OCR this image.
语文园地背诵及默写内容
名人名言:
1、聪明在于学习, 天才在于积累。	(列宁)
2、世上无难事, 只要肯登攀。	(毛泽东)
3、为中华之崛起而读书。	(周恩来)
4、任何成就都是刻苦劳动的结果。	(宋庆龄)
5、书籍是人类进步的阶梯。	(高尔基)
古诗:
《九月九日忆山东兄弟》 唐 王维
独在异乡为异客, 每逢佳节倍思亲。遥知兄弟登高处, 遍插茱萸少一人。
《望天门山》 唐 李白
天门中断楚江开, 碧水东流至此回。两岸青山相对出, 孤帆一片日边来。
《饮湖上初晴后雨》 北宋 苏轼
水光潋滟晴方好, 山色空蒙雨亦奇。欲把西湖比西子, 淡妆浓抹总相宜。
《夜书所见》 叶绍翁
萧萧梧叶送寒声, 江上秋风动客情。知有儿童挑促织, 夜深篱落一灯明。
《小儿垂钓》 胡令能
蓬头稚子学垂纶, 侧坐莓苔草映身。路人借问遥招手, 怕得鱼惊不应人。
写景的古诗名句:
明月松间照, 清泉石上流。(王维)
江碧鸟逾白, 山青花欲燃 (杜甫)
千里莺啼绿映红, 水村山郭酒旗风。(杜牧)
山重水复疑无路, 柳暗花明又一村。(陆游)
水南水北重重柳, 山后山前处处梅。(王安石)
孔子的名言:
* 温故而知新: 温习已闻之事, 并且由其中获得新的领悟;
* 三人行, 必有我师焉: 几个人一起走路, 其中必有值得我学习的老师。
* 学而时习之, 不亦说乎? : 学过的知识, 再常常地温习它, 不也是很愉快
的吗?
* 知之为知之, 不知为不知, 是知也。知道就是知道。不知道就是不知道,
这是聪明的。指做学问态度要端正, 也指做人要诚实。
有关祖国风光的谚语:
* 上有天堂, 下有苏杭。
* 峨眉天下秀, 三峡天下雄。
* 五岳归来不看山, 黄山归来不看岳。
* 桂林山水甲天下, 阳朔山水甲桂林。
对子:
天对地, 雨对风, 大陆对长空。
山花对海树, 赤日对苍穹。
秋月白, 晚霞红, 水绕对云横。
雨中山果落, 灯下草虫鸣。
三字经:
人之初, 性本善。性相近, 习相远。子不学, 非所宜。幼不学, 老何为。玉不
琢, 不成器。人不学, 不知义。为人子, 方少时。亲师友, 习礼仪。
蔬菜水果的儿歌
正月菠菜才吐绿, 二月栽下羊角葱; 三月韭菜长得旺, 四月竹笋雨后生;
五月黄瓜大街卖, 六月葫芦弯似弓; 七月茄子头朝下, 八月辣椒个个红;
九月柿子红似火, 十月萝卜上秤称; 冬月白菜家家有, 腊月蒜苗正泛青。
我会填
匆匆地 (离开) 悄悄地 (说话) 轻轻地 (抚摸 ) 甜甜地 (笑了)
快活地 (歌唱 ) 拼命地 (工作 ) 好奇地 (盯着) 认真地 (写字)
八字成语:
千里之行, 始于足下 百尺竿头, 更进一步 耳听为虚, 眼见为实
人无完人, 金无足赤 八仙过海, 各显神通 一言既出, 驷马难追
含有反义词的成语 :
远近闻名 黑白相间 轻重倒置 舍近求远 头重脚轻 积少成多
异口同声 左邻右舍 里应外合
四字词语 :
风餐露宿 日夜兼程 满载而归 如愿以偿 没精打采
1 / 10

======

Exactly as written above, please repeat the entries.

Final result ▸
OCR this image.
语文园地背诵及默写内容
名人名言:
1、聪明在于学习, 天才在于积累。	(列宁)
2、世上无难事, 只要肯登攀。	(毛泽东)
3、为中华之崛起而读书。	(周恩来)
4、任何成就都是刻苦劳动的结果。	(宋庆龄)
5、书籍是人类进步的阶梯。	(高尔基)
古诗:
《九月九日忆山东兄弟》 唐 王维
独在异乡为异客, 每逢佳节倍思亲。遥知兄弟登高处, 遍插茱萸少一人。
《望天门山》 唐 李白
天门中断楚江开, 碧水东流至此回。两岸青山相对出, 孤帆一片日边来。
《饮湖上初晴后雨》 北宋 苏轼
水光潋滟晴方好, 山色空蒙雨亦奇。欲把西湖比西子, 淡妆浓抹总相宜。
《夜书所见》 叶绍翁
萧萧梧叶送寒声, 江上秋风动客情。知有儿童挑促织, 夜深篱落一灯明。
《小儿垂钓》 胡令能
蓬头稚子学垂纶, 侧坐莓苔草映身。路人借问遥招手, 怕得鱼惊不应人。
写景的古诗名句:
明月松间照, 清泉石上流。(王维)
江碧鸟逾白, 山青花欲燃 (杜甫)
千里莺啼绿映红, 水村山郭酒旗风。(杜牧)
山重水复疑无路, 柳暗花明又一村。(陆游)
水南水北重重柳, 山后山前处处梅。(王安石)
孔子的名言:
* 温故而知新: 温习已闻之事, 并且由其中获得新的领悟;
* 三人行, 必有我师焉: 几个人一起走路, 其中必有值得我学习的老师。
* 学而时习之, 不亦说乎? : 学过的知识, 再常常地温习它, 不也是很愉快
的吗?
* 知之为知之, 不知为不知, 是知也。知道就是知道。不知道就是不知道,
这是聪明的。指做学问态度要端正, 也指做人要诚实。
有关祖国风光的谚语:
* 上有天堂, 下有苏杭。
* 峨眉天下秀, 三峡天下雄。
* 五岳归来不看山, 黄山归来不看岳。
* 桂林山水甲天下, 阳朔山水甲桂林。
对子:
天对地, 雨对风, 大陆对长空。
山花对海树, 赤日对苍穹。
秋月白, 晚霞红, 水绕对云横。
雨中山果落, 灯下草虫鸣。
三字经:
人之初, 性本善。性相近, 习相远。子不学, 非所宜。幼不学, 老何为。玉不
琢, 不成器。人不学, 不知义。为人子, 方少时。亲师友, 习礼仪。
蔬菜水果的儿歌
正月菠菜才吐绿, 二月栽下羊角葱; 三月韭菜长得旺, 四月竹笋雨后生;
五月黄瓜大街卖, 六月葫芦弯似弓; 七月茄子头朝下, 八月辣椒个个红;
九月柿子红似火, 十月萝卜上秤称; 冬月白菜家家有, 腊月蒜苗正泛青。
我会填
匆匆地 (离开) 悄悄地 (说话) 轻轻地 (抚摸 ) 甜甜地 (笑了)
快活地 (歌唱 ) 拼命地 (工作 ) 好奇地 (盯着) 认真地 (写字)
八字成语:
千里之行, 始于足下 百尺竿头, 更进一步 耳听为虚, 眼见为实
人无完人, 金无足赤 八仙过海, 各显神通 一言既出, 驷马难追
含有反义词的成语 :
远近闻名 黑白相间 轻重倒置 舍近求远 头重脚轻 积少成多
异口同声 左邻右舍 里应外合
四字词语 :
风餐露宿 日夜兼程 满载而归 如愿以偿 没精打采
1 / 10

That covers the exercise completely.